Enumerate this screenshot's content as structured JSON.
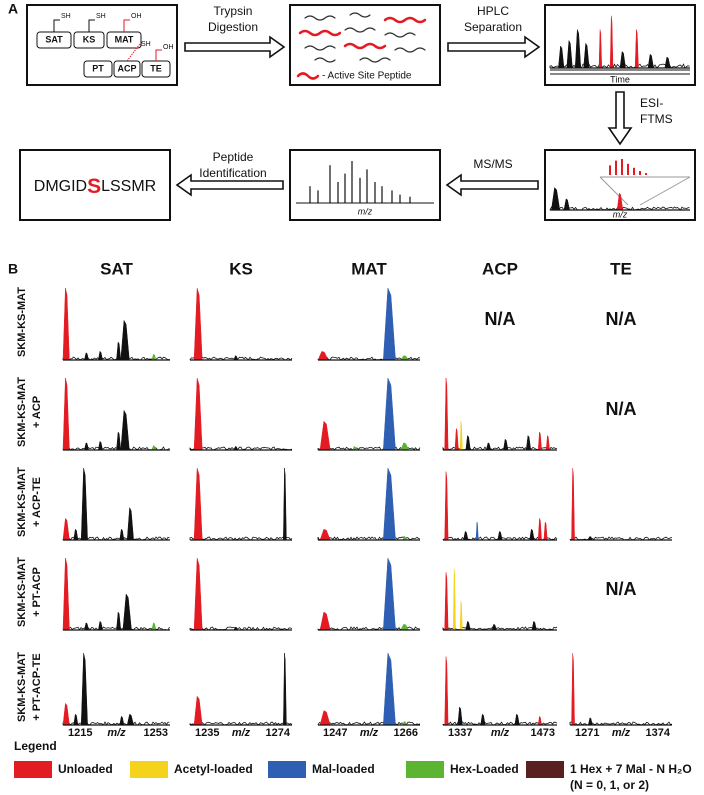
{
  "panel_a": {
    "label": "A",
    "domains": [
      "SAT",
      "KS",
      "MAT",
      "PT",
      "ACP",
      "TE"
    ],
    "thiol_labels": [
      "SH",
      "SH",
      "OH",
      "SH",
      "OH"
    ],
    "steps": [
      [
        "Trypsin",
        "Digestion"
      ],
      [
        "HPLC",
        "Separation"
      ],
      [
        "ESI-",
        "FTMS"
      ],
      [
        "MS/MS"
      ],
      [
        "Peptide",
        "Identification"
      ]
    ],
    "peptide_legend": "- Active Site Peptide",
    "time_axis": "Time",
    "mz_axis": "m/z",
    "sequence": {
      "before": "DMGID",
      "site": "S",
      "after": "LSSMR"
    }
  },
  "panel_b": {
    "label": "B",
    "columns": [
      "SAT",
      "KS",
      "MAT",
      "ACP",
      "TE"
    ],
    "rows": [
      [
        "SKM-KS-MAT"
      ],
      [
        "SKM-KS-MAT",
        "+ ACP"
      ],
      [
        "SKM-KS-MAT",
        "+ ACP-TE"
      ],
      [
        "SKM-KS-MAT",
        "+ PT-ACP"
      ],
      [
        "SKM-KS-MAT",
        "+ PT-ACP-TE"
      ]
    ],
    "na": "N/A",
    "mz_axis": "m/z",
    "x_labels": [
      [
        "1215",
        "1253"
      ],
      [
        "1235",
        "1274"
      ],
      [
        "1247",
        "1266"
      ],
      [
        "1337",
        "1473"
      ],
      [
        "1271",
        "1374"
      ]
    ],
    "legend_title": "Legend",
    "legend": [
      {
        "name": "Unloaded",
        "color": "#e31b23"
      },
      {
        "name": "Acetyl-loaded",
        "color": "#f5d21c"
      },
      {
        "name": "Mal-loaded",
        "color": "#2f5fb3"
      },
      {
        "name": "Hex-Loaded",
        "color": "#5cb531"
      },
      {
        "name": "1 Hex + 7 Mal - N H₂O",
        "note": "(N = 0, 1, or 2)",
        "color": "#5a1f1f"
      }
    ]
  }
}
========
Exercise goal:
Copy out each line of the records above that includes "name".

Answer to this problem:
        "name": "Unloaded",
        "name": "Acetyl-loaded",
        "name": "Mal-loaded",
        "name": "Hex-Loaded",
        "name": "1 Hex + 7 Mal - N H₂O",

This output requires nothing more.